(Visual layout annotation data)
------------------------------
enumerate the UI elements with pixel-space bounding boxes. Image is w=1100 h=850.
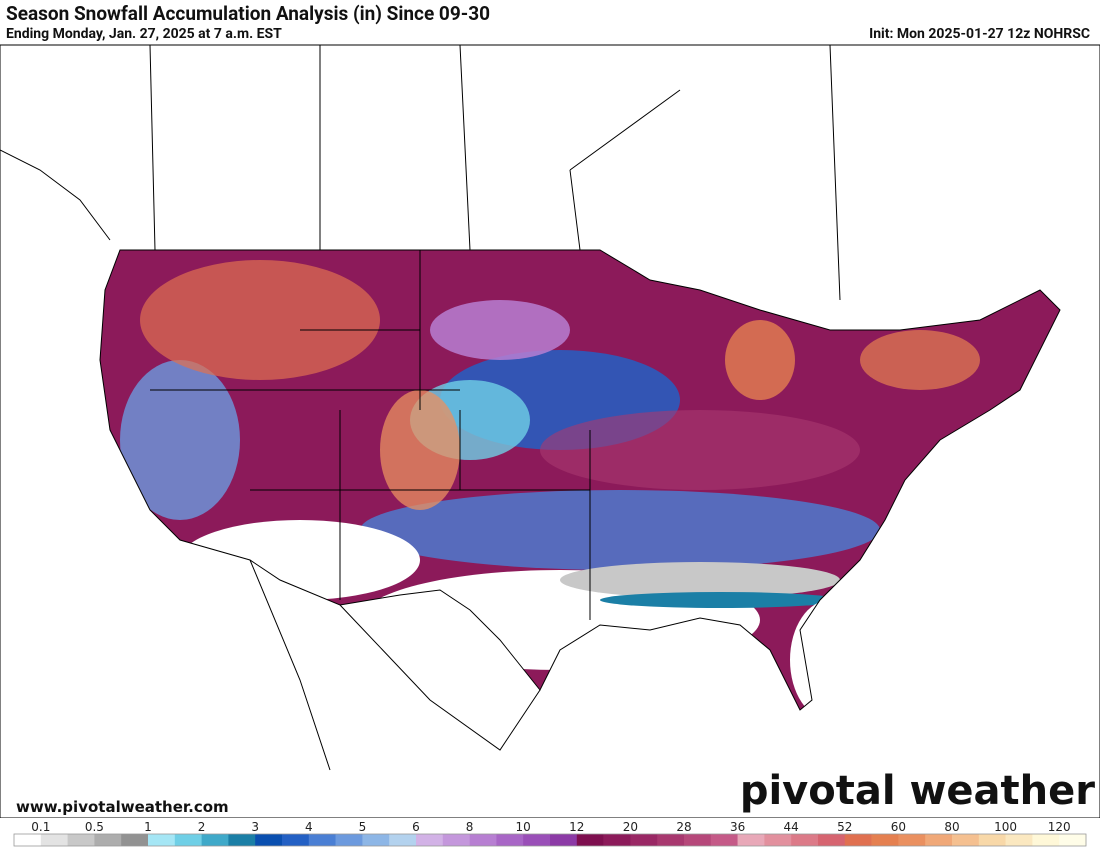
legend-label: 0.1 <box>31 820 50 834</box>
legend-swatch <box>603 834 631 846</box>
legend-swatch <box>148 834 176 846</box>
watermark: pivotal weather <box>740 768 1095 814</box>
legend-swatch <box>496 834 524 846</box>
legend-label: 100 <box>994 820 1017 834</box>
legend-swatch <box>442 834 470 846</box>
legend-swatch <box>657 834 685 846</box>
legend-swatch <box>40 834 68 846</box>
legend-swatch <box>952 834 980 846</box>
legend-swatch <box>389 834 417 846</box>
legend-swatch <box>335 834 363 846</box>
legend-label: 5 <box>359 820 367 834</box>
legend-swatch <box>201 834 229 846</box>
legend-label: 52 <box>837 820 852 834</box>
snowfall-field <box>100 250 1060 710</box>
legend-swatch <box>174 834 202 846</box>
legend-swatch <box>94 834 122 846</box>
legend-swatch <box>1059 834 1087 846</box>
legend-label: 60 <box>891 820 906 834</box>
legend-swatch <box>576 834 604 846</box>
legend-swatch <box>925 834 953 846</box>
legend-swatch <box>362 834 390 846</box>
legend-label: 20 <box>623 820 638 834</box>
legend-swatch <box>818 834 846 846</box>
legend-swatch <box>898 834 926 846</box>
legend-swatch <box>308 834 336 846</box>
legend-swatch <box>764 834 792 846</box>
legend-label: 120 <box>1048 820 1071 834</box>
legend-label: 10 <box>516 820 531 834</box>
legend-swatch <box>121 834 149 846</box>
legend-swatch <box>630 834 658 846</box>
legend-swatch <box>469 834 497 846</box>
legend-swatch <box>978 834 1006 846</box>
legend-label: 28 <box>676 820 691 834</box>
boundaries <box>0 44 1061 771</box>
legend-swatch <box>871 834 899 846</box>
legend-swatch <box>228 834 256 846</box>
legend-border <box>13 833 1087 847</box>
legend-label: 4 <box>305 820 313 834</box>
legend-swatch <box>282 834 310 846</box>
legend-swatch <box>1032 834 1060 846</box>
legend-swatch <box>844 834 872 846</box>
legend-label: 6 <box>412 820 420 834</box>
legend-swatch <box>550 834 578 846</box>
legend-swatch <box>14 834 42 846</box>
legend-swatch <box>791 834 819 846</box>
legend: 0.1 0.5 1 2 3 4 5 6 8 10 12 20 28 36 44 52 60 80 100 120 <box>0 818 1100 850</box>
legend-swatch <box>737 834 765 846</box>
legend-label: 1 <box>144 820 152 834</box>
legend-label: 12 <box>569 820 584 834</box>
legend-swatch <box>1005 834 1033 846</box>
init-time: Init: Mon 2025-01-27 12z NOHRSC <box>869 26 1090 42</box>
subtitle: Ending Monday, Jan. 27, 2025 at 7 a.m. E… <box>6 26 282 42</box>
legend-swatch <box>684 834 712 846</box>
legend-swatch <box>523 834 551 846</box>
legend-label: 36 <box>730 820 745 834</box>
legend-label: 80 <box>944 820 959 834</box>
legend-label: 44 <box>784 820 799 834</box>
website: www.pivotalweather.com <box>16 798 229 816</box>
legend-swatch <box>255 834 283 846</box>
legend-label: 0.5 <box>85 820 104 834</box>
legend-swatch <box>416 834 444 846</box>
legend-label: 3 <box>251 820 259 834</box>
legend-label: 8 <box>466 820 474 834</box>
title: Season Snowfall Accumulation Analysis (i… <box>6 2 491 25</box>
legend-swatch <box>67 834 95 846</box>
legend-swatch <box>710 834 738 846</box>
legend-label: 2 <box>198 820 206 834</box>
------------------------------
* [Task statement]
Output the data lines from the line with "legend-label: 0.1 <box>31 820 50 834</box>" to the line with "legend-swatch <box>335 834 363 846</box>" as a numbered list, leaving out any blank lines.

* [Correct answer]
1. legend-label: 0.1 <box>31 820 50 834</box>
2. legend-swatch <box>603 834 631 846</box>
3. legend-swatch <box>148 834 176 846</box>
4. watermark: pivotal weather <box>740 768 1095 814</box>
5. legend-swatch <box>496 834 524 846</box>
6. legend-label: 100 <box>994 820 1017 834</box>
7. legend-swatch <box>442 834 470 846</box>
8. legend-swatch <box>657 834 685 846</box>
9. legend-swatch <box>40 834 68 846</box>
10. legend-swatch <box>952 834 980 846</box>
11. legend-swatch <box>389 834 417 846</box>
12. legend-swatch <box>335 834 363 846</box>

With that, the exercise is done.